TASK BRIEF —
Repeat the listing below in full, exactly as it stands.

(Collection entries)

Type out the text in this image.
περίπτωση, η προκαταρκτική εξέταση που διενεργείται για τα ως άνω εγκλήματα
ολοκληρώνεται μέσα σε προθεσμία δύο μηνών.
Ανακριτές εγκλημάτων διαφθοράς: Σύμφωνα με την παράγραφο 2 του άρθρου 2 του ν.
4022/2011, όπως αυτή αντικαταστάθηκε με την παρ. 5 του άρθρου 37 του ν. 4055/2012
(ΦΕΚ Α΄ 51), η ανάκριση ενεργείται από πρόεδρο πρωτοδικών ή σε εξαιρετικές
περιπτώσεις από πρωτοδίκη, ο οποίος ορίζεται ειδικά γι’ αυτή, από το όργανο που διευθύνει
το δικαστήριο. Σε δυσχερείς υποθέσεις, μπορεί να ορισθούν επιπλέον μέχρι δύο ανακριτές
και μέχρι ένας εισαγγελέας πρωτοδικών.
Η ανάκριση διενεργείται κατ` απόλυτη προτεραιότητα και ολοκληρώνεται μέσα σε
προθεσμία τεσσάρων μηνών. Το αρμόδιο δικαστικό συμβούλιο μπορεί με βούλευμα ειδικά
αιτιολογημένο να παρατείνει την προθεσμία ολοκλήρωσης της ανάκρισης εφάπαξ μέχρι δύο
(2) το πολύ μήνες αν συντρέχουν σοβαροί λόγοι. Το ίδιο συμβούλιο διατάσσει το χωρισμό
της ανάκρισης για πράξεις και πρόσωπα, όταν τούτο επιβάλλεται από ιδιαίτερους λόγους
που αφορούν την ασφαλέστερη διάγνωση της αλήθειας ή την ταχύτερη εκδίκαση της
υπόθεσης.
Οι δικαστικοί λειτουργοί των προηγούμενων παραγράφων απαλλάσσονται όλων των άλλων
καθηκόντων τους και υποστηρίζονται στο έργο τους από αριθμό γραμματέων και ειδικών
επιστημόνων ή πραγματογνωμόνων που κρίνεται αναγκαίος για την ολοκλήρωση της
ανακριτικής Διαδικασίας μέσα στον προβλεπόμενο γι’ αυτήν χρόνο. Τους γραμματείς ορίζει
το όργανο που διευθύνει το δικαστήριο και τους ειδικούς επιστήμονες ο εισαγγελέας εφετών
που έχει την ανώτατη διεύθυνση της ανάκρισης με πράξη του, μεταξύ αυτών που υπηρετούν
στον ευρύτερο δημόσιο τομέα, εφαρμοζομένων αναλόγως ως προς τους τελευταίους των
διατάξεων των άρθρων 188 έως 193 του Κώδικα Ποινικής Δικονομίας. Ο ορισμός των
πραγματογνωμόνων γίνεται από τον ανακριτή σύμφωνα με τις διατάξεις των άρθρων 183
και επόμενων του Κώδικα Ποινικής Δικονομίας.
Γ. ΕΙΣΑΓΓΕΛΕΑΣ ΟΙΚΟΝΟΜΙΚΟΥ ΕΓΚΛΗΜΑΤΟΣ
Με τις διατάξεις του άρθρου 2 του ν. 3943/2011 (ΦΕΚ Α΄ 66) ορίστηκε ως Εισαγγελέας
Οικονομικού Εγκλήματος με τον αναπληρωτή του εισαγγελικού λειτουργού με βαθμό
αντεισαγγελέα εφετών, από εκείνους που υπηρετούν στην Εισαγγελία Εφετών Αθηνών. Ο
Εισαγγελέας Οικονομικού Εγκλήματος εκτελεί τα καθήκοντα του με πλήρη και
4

WRITTEN RESPONSE —
Type out the text in this image.
περίπτωση, η προκαταρκτική εξέταση που διενεργείται για τα ως άνω εγκλήματα
ολοκληρώνεται μέσα σε προθεσμία δύο μηνών.
Ανακριτές εγκλημάτων διαφθοράς: Σύμφωνα με την παράγραφο 2 του άρθρου 2 του ν.
4022/2011, όπως αυτή αντικαταστάθηκε με την παρ. 5 του άρθρου 37 του ν. 4055/2012
(ΦΕΚ Α΄ 51), η ανάκριση ενεργείται από πρόεδρο πρωτοδικών ή σε εξαιρετικές
περιπτώσεις από πρωτοδίκη, ο οποίος ορίζεται ειδικά γι’ αυτή, από το όργανο που διευθύνει
το δικαστήριο. Σε δυσχερείς υποθέσεις, μπορεί να ορισθούν επιπλέον μέχρι δύο ανακριτές
και μέχρι ένας εισαγγελέας πρωτοδικών.
Η ανάκριση διενεργείται κατ` απόλυτη προτεραιότητα και ολοκληρώνεται μέσα σε
προθεσμία τεσσάρων μηνών. Το αρμόδιο δικαστικό συμβούλιο μπορεί με βούλευμα ειδικά
αιτιολογημένο να παρατείνει την προθεσμία ολοκλήρωσης της ανάκρισης εφάπαξ μέχρι δύο
(2) το πολύ μήνες αν συντρέχουν σοβαροί λόγοι. Το ίδιο συμβούλιο διατάσσει το χωρισμό
της ανάκρισης για πράξεις και πρόσωπα, όταν τούτο επιβάλλεται από ιδιαίτερους λόγους
που αφορούν την ασφαλέστερη διάγνωση της αλήθειας ή την ταχύτερη εκδίκαση της
υπόθεσης.
Οι δικαστικοί λειτουργοί των προηγούμενων παραγράφων απαλλάσσονται όλων των άλλων
καθηκόντων τους και υποστηρίζονται στο έργο τους από αριθμό γραμματέων και ειδικών
επιστημόνων ή πραγματογνωμόνων που κρίνεται αναγκαίος για την ολοκλήρωση της
ανακριτικής Διαδικασίας μέσα στον προβλεπόμενο γι’ αυτήν χρόνο. Τους γραμματείς ορίζει
το όργανο που διευθύνει το δικαστήριο και τους ειδικούς επιστήμονες ο εισαγγελέας εφετών
που έχει την ανώτατη διεύθυνση της ανάκρισης με πράξη του, μεταξύ αυτών που υπηρετούν
στον ευρύτερο δημόσιο τομέα, εφαρμοζομένων αναλόγως ως προς τους τελευταίους των
διατάξεων των άρθρων 188 έως 193 του Κώδικα Ποινικής Δικονομίας. Ο ορισμός των
πραγματογνωμόνων γίνεται από τον ανακριτή σύμφωνα με τις διατάξεις των άρθρων 183
και επόμενων του Κώδικα Ποινικής Δικονομίας.
Γ. ΕΙΣΑΓΓΕΛΕΑΣ ΟΙΚΟΝΟΜΙΚΟΥ ΕΓΚΛΗΜΑΤΟΣ
Με τις διατάξεις του άρθρου 2 του ν. 3943/2011 (ΦΕΚ Α΄ 66) ορίστηκε ως Εισαγγελέας
Οικονομικού Εγκλήματος με τον αναπληρωτή του εισαγγελικού λειτουργού με βαθμό
αντεισαγγελέα εφετών, από εκείνους που υπηρετούν στην Εισαγγελία Εφετών Αθηνών. Ο
Εισαγγελέας Οικονομικού Εγκλήματος εκτελεί τα καθήκοντα του με πλήρη και
4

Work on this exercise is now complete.